Short exercise: Note each line where "with" appears, and copy it.
──────────
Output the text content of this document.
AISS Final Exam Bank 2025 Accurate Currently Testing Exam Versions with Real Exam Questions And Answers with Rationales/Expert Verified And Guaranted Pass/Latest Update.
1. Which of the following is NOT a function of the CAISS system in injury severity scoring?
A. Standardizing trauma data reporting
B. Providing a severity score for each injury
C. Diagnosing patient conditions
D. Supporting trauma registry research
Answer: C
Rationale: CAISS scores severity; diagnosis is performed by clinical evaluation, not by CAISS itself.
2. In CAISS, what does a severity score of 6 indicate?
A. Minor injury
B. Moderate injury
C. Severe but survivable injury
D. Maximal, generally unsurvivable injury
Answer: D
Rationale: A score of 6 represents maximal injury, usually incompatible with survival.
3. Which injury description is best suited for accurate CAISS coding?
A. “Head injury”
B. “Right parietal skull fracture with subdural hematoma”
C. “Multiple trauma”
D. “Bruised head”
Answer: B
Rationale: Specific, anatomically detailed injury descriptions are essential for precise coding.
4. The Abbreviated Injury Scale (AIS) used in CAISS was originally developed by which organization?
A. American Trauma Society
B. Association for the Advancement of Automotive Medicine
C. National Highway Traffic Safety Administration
──────────
Exercise solution:
AISS Final Exam Bank 2025 Accurate Currently Testing Exam Versions with Real Exam Questions And Answers with Rationales/Expert Verified And Guaranted Pass/Latest Update.
Rationale: A score of 6 represents maximal injury, usually incompatible with survival.
B. “Right parietal skull fracture with subdural hematoma”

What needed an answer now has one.